--- START OF Provided material ---
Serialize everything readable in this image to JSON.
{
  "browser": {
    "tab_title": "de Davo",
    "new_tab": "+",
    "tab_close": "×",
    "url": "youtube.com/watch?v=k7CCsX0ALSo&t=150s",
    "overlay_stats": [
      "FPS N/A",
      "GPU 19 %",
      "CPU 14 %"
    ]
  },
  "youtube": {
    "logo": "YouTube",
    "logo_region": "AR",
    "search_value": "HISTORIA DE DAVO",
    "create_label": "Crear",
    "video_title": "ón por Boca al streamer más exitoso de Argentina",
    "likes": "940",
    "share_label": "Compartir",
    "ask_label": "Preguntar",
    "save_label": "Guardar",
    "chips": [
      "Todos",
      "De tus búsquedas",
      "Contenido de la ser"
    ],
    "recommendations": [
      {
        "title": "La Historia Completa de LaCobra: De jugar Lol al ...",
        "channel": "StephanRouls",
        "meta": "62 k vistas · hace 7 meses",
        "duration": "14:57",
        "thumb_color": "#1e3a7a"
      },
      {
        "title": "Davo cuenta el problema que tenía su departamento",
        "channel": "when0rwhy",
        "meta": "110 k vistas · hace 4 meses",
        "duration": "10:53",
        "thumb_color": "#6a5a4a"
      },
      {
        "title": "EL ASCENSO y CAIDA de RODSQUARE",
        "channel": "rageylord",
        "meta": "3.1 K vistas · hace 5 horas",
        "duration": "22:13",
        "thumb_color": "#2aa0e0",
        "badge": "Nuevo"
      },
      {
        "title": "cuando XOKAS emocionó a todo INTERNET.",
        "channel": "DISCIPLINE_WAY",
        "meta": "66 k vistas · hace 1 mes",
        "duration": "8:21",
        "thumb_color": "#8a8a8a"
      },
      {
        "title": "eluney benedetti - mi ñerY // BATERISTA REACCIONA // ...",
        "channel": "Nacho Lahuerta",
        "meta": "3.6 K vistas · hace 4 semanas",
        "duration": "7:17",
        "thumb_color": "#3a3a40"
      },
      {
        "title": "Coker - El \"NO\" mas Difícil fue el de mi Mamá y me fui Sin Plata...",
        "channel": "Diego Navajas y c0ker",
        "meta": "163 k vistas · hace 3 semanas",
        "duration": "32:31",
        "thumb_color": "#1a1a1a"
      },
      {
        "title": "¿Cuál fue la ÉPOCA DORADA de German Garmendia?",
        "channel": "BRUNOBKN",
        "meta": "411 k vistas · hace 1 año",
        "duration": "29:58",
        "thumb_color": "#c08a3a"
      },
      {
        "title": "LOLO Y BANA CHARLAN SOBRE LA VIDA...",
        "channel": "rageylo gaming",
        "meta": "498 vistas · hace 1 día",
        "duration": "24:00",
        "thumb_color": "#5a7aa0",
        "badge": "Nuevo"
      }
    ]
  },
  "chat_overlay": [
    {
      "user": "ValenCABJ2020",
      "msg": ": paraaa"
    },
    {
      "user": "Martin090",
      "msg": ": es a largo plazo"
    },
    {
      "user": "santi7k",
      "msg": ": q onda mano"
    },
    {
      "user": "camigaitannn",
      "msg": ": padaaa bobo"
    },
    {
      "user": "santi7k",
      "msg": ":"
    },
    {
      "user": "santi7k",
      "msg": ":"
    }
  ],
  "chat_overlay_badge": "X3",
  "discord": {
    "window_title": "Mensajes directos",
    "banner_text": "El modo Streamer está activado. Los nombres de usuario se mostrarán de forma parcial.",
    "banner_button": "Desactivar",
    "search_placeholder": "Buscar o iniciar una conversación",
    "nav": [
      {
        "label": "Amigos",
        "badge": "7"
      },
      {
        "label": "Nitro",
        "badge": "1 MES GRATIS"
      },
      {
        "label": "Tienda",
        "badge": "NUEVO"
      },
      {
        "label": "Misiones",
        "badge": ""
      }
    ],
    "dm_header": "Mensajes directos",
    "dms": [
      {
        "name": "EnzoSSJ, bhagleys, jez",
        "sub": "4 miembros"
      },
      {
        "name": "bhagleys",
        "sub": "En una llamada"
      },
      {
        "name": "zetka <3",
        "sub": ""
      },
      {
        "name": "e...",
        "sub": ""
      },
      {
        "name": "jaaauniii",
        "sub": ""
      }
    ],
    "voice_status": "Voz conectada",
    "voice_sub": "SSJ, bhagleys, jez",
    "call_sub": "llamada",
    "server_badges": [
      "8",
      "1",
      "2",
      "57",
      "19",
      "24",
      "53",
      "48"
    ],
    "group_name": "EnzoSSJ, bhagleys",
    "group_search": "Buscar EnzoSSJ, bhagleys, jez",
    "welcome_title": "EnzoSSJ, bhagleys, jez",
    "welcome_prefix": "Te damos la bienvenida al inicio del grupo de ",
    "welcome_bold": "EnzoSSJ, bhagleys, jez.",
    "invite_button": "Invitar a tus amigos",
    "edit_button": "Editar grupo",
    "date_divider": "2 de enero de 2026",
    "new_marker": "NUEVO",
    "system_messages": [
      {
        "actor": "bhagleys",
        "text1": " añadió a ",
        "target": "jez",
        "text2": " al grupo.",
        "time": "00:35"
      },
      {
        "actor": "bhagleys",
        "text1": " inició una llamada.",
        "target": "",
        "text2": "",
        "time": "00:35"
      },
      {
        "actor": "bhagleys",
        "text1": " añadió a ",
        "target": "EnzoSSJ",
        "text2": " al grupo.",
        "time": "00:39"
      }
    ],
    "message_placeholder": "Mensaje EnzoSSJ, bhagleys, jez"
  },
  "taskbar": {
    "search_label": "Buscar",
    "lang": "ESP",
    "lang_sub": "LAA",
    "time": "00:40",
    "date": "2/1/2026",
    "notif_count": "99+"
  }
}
--- END OF Provided material ---
--- START OF Provided material ---
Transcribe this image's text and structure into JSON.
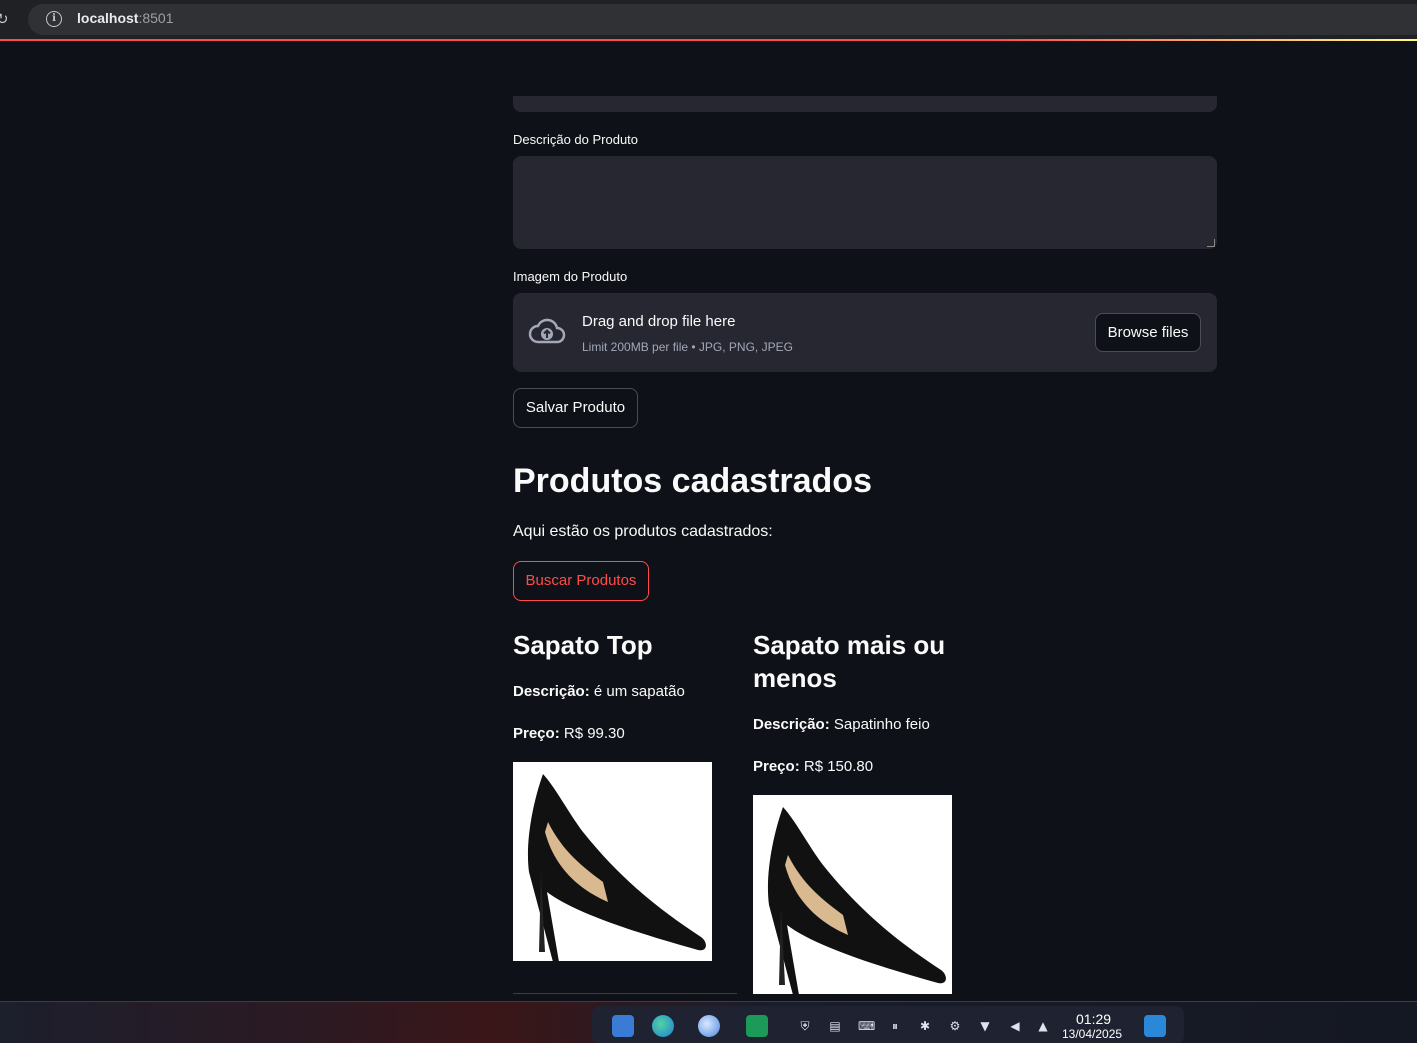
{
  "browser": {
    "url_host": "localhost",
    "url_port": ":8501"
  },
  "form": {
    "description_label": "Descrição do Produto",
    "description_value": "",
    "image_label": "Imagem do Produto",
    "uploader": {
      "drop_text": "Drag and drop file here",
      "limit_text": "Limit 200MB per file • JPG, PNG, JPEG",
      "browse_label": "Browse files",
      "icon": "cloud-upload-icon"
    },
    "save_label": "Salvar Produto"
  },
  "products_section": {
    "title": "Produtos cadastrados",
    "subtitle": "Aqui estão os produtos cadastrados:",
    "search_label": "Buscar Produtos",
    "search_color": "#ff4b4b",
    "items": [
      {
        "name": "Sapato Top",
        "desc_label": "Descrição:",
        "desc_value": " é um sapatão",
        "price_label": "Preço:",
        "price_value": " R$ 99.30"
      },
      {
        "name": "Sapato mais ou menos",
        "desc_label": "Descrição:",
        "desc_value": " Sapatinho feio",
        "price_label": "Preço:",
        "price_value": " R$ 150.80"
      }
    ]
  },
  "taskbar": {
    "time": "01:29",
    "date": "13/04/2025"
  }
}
--- END OF Provided material ---
In the records above, find each line holding "llamada" and copy it.

**The result:**
        "sub": "En una llamada"
    "call_sub": "llamada",
        "text1": " inició una llamada.",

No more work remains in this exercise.